Work order :: Please retype the listing exactly as it appears, skipping each picture.

Available data ::

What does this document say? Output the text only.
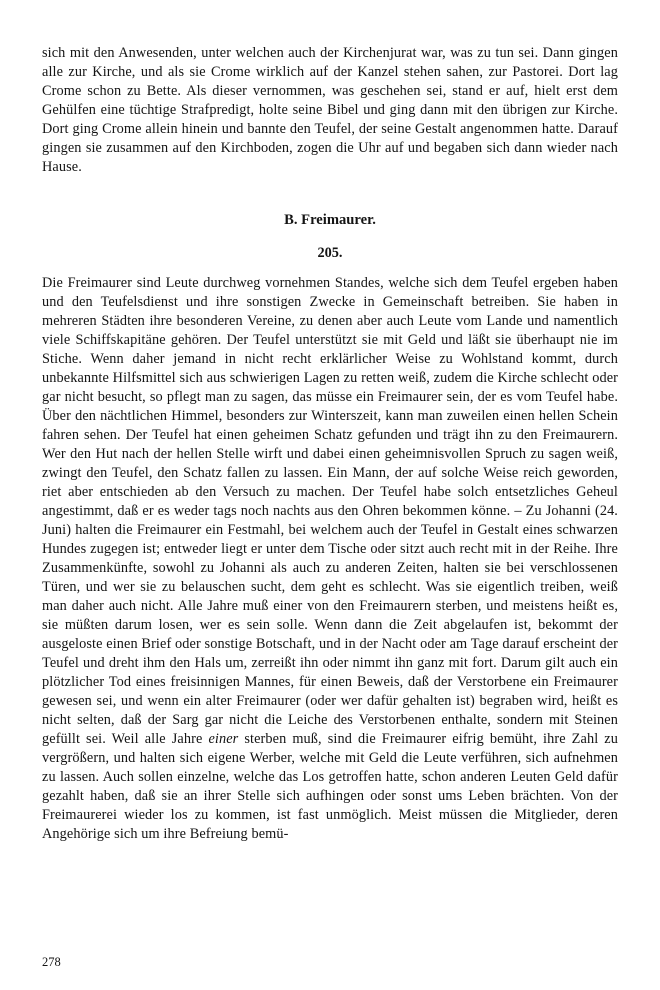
sich mit den Anwesenden, unter welchen auch der Kirchenjurat war, was zu tun sei. Dann gingen alle zur Kirche, und als sie Crome wirklich auf der Kanzel stehen sahen, zur Pastorei. Dort lag Crome schon zu Bette. Als dieser vernommen, was geschehen sei, stand er auf, hielt erst dem Gehülfen eine tüchtige Strafpredigt, holte seine Bibel und ging dann mit den übrigen zur Kirche. Dort ging Crome allein hinein und bannte den Teufel, der seine Gestalt angenommen hatte. Darauf gingen sie zusammen auf den Kirchboden, zogen die Uhr auf und begaben sich dann wieder nach Hause.

B. Freimaurer.
205.

Die Freimaurer sind Leute durchweg vornehmen Standes, welche sich dem Teufel ergeben haben und den Teufelsdienst und ihre sonstigen Zwecke in Gemeinschaft betreiben. Sie haben in mehreren Städten ihre besonderen Vereine, zu denen aber auch Leute vom Lande und namentlich viele Schiffskapitäne gehören. Der Teufel unterstützt sie mit Geld und läßt sie überhaupt nie im Stiche. Wenn daher jemand in nicht recht erklärlicher Weise zu Wohlstand kommt, durch unbekannte Hilfsmittel sich aus schwierigen Lagen zu retten weiß, zudem die Kirche schlecht oder gar nicht besucht, so pflegt man zu sagen, das müsse ein Freimaurer sein, der es vom Teufel habe. Über den nächtlichen Himmel, besonders zur Winterszeit, kann man zuweilen einen hellen Schein fahren sehen. Der Teufel hat einen geheimen Schatz gefunden und trägt ihn zu den Freimaurern. Wer den Hut nach der hellen Stelle wirft und dabei einen geheimnisvollen Spruch zu sagen weiß, zwingt den Teufel, den Schatz fallen zu lassen. Ein Mann, der auf solche Weise reich geworden, riet aber entschieden ab den Versuch zu machen. Der Teufel habe solch entsetzliches Geheul angestimmt, daß er es weder tags noch nachts aus den Ohren bekommen könne. – Zu Johanni (24. Juni) halten die Freimaurer ein Festmahl, bei welchem auch der Teufel in Gestalt eines schwarzen Hundes zugegen ist; entweder liegt er unter dem Tische oder sitzt auch recht mit in der Reihe. Ihre Zusammenkünfte, sowohl zu Johanni als auch zu anderen Zeiten, halten sie bei verschlossenen Türen, und wer sie zu belauschen sucht, dem geht es schlecht. Was sie eigentlich treiben, weiß man daher auch nicht. Alle Jahre muß einer von den Freimaurern sterben, und meistens heißt es, sie müßten darum losen, wer es sein solle. Wenn dann die Zeit abgelaufen ist, bekommt der ausgeloste einen Brief oder sonstige Botschaft, und in der Nacht oder am Tage darauf erscheint der Teufel und dreht ihm den Hals um, zerreißt ihn oder nimmt ihn ganz mit fort. Darum gilt auch ein plötzlicher Tod eines freisinnigen Mannes, für einen Beweis, daß der Verstorbene ein Freimaurer gewesen sei, und wenn ein alter Freimaurer (oder wer dafür gehalten ist) begraben wird, heißt es nicht selten, daß der Sarg gar nicht die Leiche des Verstorbenen enthalte, sondern mit Steinen gefüllt sei. Weil alle Jahre einer sterben muß, sind die Freimaurer eifrig bemüht, ihre Zahl zu vergrößern, und halten sich eigene Werber, welche mit Geld die Leute verführen, sich aufnehmen zu lassen. Auch sollen einzelne, welche das Los getroffen hatte, schon anderen Leuten Geld dafür gezahlt haben, daß sie an ihrer Stelle sich aufhingen oder sonst ums Leben brächten. Von der Freimaurerei wieder los zu kommen, ist fast unmöglich. Meist müssen die Mitglieder, deren Angehörige sich um ihre Befreiung bemü-

278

Expected answer ::
What does this document say? Output the text only.
sich mit den Anwesenden, unter welchen auch der Kirchenjurat war, was zu tun sei. Dann gingen alle zur Kirche, und als sie Crome wirklich auf der Kanzel stehen sahen, zur Pastorei. Dort lag Crome schon zu Bette. Als dieser vernommen, was geschehen sei, stand er auf, hielt erst dem Gehülfen eine tüchtige Strafpredigt, holte seine Bibel und ging dann mit den übrigen zur Kirche. Dort ging Crome allein hinein und bannte den Teufel, der seine Gestalt angenommen hatte. Darauf gingen sie zusammen auf den Kirchboden, zogen die Uhr auf und begaben sich dann wieder nach Hause.

B. Freimaurer.
205.

Die Freimaurer sind Leute durchweg vornehmen Standes, welche sich dem Teufel ergeben haben und den Teufelsdienst und ihre sonstigen Zwecke in Gemeinschaft betreiben. Sie haben in mehreren Städten ihre besonderen Vereine, zu denen aber auch Leute vom Lande und namentlich viele Schiffskapitäne gehören. Der Teufel unterstützt sie mit Geld und läßt sie überhaupt nie im Stiche. Wenn daher jemand in nicht recht erklärlicher Weise zu Wohlstand kommt, durch unbekannte Hilfsmittel sich aus schwierigen Lagen zu retten weiß, zudem die Kirche schlecht oder gar nicht besucht, so pflegt man zu sagen, das müsse ein Freimaurer sein, der es vom Teufel habe. Über den nächtlichen Himmel, besonders zur Winterszeit, kann man zuweilen einen hellen Schein fahren sehen. Der Teufel hat einen geheimen Schatz gefunden und trägt ihn zu den Freimaurern. Wer den Hut nach der hellen Stelle wirft und dabei einen geheimnisvollen Spruch zu sagen weiß, zwingt den Teufel, den Schatz fallen zu lassen. Ein Mann, der auf solche Weise reich geworden, riet aber entschieden ab den Versuch zu machen. Der Teufel habe solch entsetzliches Geheul angestimmt, daß er es weder tags noch nachts aus den Ohren bekommen könne. – Zu Johanni (24. Juni) halten die Freimaurer ein Festmahl, bei welchem auch der Teufel in Gestalt eines schwarzen Hundes zugegen ist; entweder liegt er unter dem Tische oder sitzt auch recht mit in der Reihe. Ihre Zusammenkünfte, sowohl zu Johanni als auch zu anderen Zeiten, halten sie bei verschlossenen Türen, und wer sie zu belauschen sucht, dem geht es schlecht. Was sie eigentlich treiben, weiß man daher auch nicht. Alle Jahre muß einer von den Freimaurern sterben, und meistens heißt es, sie müßten darum losen, wer es sein solle. Wenn dann die Zeit abgelaufen ist, bekommt der ausgeloste einen Brief oder sonstige Botschaft, und in der Nacht oder am Tage darauf erscheint der Teufel und dreht ihm den Hals um, zerreißt ihn oder nimmt ihn ganz mit fort. Darum gilt auch ein plötzlicher Tod eines freisinnigen Mannes, für einen Beweis, daß der Verstorbene ein Freimaurer gewesen sei, und wenn ein alter Freimaurer (oder wer dafür gehalten ist) begraben wird, heißt es nicht selten, daß der Sarg gar nicht die Leiche des Verstorbenen enthalte, sondern mit Steinen gefüllt sei. Weil alle Jahre einer sterben muß, sind die Freimaurer eifrig bemüht, ihre Zahl zu vergrößern, und halten sich eigene Werber, welche mit Geld die Leute verführen, sich aufnehmen zu lassen. Auch sollen einzelne, welche das Los getroffen hatte, schon anderen Leuten Geld dafür gezahlt haben, daß sie an ihrer Stelle sich aufhingen oder sonst ums Leben brächten. Von der Freimaurerei wieder los zu kommen, ist fast unmöglich. Meist müssen die Mitglieder, deren Angehörige sich um ihre Befreiung bemü-

278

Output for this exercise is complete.